• Work required: Search the records below for the word "Value" and show every line where it occurs.

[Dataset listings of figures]
** start **

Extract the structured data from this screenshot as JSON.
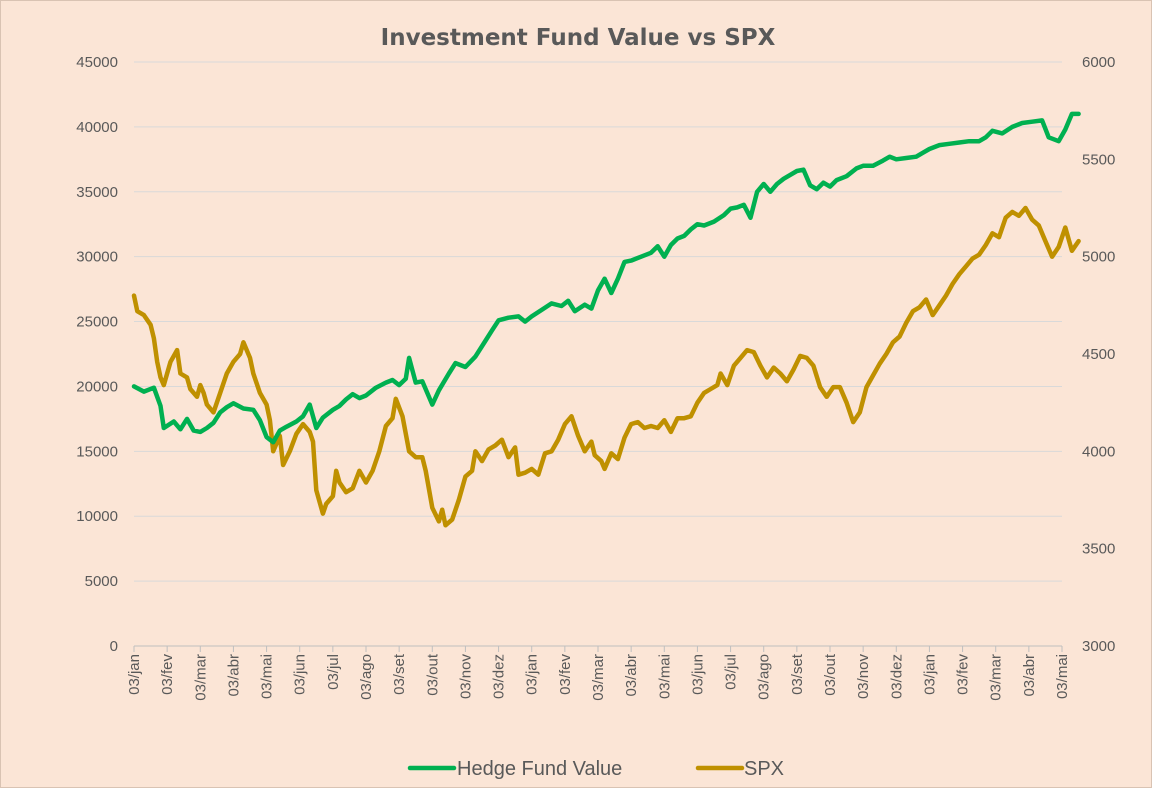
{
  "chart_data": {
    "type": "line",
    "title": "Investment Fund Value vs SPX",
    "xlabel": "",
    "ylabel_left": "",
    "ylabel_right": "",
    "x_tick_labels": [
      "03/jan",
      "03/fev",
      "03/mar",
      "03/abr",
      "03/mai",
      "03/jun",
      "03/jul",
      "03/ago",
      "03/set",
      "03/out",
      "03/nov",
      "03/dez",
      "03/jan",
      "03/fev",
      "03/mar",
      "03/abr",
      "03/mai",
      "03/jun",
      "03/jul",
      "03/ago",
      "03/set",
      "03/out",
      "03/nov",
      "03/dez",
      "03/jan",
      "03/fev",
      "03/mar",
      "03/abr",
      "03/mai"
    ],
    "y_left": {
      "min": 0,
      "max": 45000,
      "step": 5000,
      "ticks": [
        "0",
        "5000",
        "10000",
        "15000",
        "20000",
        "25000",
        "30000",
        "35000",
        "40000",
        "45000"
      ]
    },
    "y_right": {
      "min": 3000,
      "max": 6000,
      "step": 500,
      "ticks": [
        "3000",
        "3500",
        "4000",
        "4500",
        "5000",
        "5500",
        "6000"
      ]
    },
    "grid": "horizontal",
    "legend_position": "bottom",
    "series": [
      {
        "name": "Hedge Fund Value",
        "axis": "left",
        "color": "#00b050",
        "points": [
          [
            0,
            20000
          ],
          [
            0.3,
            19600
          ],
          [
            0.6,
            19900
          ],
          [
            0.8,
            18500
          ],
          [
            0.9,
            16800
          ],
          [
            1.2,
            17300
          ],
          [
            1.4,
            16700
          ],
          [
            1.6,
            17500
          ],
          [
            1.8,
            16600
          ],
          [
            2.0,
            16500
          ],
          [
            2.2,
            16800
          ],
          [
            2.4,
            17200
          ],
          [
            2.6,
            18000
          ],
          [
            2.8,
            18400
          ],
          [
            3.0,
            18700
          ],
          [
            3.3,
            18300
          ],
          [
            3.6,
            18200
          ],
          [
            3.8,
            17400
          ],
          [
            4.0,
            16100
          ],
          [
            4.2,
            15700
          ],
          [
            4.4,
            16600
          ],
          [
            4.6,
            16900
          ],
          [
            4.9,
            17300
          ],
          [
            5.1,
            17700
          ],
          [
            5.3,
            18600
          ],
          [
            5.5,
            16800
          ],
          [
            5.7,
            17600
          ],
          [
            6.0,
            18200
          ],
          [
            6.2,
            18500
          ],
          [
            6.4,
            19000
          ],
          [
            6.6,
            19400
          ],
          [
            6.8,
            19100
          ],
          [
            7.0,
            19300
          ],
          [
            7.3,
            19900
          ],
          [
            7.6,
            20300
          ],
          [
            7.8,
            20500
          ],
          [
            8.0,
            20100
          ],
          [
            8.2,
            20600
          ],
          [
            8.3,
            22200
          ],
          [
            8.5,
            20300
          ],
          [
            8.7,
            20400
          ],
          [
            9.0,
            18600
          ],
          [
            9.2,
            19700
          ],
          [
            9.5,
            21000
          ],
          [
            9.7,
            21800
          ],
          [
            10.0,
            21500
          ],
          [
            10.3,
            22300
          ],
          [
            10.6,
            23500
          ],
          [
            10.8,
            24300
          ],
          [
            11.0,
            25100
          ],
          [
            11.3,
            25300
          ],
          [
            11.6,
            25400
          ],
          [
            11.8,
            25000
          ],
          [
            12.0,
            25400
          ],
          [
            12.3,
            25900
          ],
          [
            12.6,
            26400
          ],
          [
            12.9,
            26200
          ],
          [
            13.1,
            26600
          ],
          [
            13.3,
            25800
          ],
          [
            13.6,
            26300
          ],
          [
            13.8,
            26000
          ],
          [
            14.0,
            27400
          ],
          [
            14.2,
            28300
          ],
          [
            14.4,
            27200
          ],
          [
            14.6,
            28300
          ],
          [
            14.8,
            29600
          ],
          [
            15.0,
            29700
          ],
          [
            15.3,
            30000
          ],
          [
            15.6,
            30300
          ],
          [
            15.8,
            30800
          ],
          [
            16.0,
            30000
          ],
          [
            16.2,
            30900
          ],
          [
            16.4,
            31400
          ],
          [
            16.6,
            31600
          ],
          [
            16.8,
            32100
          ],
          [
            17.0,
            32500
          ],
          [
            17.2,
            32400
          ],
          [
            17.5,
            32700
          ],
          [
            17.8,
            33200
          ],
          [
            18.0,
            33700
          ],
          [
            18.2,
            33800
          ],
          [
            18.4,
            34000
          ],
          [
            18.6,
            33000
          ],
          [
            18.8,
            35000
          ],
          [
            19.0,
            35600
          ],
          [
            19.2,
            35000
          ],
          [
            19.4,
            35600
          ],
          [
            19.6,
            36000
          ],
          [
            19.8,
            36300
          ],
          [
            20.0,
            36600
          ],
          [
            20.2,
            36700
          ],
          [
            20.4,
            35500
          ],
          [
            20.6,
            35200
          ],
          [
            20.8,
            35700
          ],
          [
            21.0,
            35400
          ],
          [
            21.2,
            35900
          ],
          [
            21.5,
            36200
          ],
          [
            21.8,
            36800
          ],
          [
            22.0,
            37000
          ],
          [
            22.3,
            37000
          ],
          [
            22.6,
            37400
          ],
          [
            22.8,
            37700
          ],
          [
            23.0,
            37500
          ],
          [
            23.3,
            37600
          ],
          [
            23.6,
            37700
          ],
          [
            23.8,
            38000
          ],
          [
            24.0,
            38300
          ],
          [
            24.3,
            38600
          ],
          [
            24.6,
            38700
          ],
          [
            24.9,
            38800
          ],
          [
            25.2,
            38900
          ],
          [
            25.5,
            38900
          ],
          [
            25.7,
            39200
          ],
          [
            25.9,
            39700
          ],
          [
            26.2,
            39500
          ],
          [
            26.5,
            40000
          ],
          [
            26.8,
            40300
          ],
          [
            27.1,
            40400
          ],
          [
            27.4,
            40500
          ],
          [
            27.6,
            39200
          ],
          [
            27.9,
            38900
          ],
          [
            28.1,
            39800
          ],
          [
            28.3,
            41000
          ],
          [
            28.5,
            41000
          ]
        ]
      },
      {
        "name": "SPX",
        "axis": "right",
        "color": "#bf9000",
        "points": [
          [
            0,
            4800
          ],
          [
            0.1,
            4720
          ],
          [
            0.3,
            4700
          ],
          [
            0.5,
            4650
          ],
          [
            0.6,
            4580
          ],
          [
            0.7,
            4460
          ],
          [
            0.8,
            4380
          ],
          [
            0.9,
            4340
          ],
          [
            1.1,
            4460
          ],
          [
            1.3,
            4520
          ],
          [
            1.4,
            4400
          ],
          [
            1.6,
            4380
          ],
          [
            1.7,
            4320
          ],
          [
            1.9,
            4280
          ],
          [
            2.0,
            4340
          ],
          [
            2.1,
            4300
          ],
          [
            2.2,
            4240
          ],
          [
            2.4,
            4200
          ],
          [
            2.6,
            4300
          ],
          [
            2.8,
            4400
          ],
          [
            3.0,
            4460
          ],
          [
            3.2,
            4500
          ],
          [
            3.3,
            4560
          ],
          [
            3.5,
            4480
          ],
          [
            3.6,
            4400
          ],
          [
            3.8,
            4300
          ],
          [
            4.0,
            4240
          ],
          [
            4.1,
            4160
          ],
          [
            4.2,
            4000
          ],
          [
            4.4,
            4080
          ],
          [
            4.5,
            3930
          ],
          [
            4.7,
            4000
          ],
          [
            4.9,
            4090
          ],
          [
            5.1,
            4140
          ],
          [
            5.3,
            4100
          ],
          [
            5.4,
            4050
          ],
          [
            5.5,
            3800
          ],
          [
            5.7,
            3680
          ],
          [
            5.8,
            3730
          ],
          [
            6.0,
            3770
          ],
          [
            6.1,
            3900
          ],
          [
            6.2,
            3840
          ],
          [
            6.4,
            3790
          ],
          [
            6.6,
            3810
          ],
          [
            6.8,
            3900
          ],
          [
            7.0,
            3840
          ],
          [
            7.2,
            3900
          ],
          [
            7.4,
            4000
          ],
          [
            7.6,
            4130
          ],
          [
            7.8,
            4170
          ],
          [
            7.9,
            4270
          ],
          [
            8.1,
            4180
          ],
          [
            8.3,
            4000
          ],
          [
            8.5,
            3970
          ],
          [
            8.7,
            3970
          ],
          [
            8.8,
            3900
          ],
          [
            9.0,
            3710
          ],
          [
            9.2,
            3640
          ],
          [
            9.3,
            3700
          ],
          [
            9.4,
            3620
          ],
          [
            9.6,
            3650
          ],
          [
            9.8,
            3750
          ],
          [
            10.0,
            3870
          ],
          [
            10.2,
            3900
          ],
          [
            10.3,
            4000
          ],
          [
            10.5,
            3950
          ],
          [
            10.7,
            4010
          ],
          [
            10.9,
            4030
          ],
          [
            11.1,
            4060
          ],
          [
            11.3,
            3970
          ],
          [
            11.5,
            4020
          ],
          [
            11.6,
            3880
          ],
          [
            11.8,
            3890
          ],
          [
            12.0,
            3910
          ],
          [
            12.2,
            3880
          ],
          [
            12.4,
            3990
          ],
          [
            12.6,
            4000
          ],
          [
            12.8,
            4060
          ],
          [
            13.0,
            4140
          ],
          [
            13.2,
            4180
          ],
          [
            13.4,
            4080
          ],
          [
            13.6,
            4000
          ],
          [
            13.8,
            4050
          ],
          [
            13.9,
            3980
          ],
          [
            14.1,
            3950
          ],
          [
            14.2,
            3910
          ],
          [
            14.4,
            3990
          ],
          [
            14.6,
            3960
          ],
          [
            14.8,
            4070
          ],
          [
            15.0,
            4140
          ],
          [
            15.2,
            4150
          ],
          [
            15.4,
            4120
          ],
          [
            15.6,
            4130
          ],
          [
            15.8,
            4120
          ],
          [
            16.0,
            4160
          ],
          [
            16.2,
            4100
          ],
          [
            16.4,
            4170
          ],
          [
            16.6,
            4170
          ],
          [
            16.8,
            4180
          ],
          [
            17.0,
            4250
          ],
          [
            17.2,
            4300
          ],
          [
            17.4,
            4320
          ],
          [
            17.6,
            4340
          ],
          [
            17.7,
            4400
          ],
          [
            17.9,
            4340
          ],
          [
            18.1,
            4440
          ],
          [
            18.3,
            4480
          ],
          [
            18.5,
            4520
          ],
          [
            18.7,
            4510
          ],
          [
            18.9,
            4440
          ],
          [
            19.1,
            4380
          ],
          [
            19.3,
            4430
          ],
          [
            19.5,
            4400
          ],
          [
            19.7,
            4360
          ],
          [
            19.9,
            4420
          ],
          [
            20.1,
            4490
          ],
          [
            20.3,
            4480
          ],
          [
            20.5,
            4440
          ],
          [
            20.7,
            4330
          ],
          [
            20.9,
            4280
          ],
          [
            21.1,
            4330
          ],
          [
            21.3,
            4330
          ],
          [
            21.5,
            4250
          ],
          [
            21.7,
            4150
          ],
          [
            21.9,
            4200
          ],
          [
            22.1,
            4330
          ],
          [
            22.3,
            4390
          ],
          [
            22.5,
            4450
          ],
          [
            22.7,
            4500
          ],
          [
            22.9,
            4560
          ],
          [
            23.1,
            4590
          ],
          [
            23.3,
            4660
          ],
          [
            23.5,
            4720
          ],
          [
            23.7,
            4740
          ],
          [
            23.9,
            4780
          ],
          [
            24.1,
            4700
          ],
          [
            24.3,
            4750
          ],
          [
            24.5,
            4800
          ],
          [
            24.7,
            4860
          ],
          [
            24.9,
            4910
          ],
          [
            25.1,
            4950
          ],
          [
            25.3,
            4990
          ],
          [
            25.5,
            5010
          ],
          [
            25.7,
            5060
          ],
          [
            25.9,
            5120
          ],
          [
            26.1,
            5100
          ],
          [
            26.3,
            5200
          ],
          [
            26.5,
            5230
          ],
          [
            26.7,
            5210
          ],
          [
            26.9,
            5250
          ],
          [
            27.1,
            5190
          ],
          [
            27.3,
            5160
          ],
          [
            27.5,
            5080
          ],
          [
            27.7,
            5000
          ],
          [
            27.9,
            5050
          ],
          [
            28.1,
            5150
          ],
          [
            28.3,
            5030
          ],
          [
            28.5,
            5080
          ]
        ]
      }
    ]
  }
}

** end **

• Worked answer:
    "title": "Investment Fund Value vs SPX",
        "name": "Hedge Fund Value",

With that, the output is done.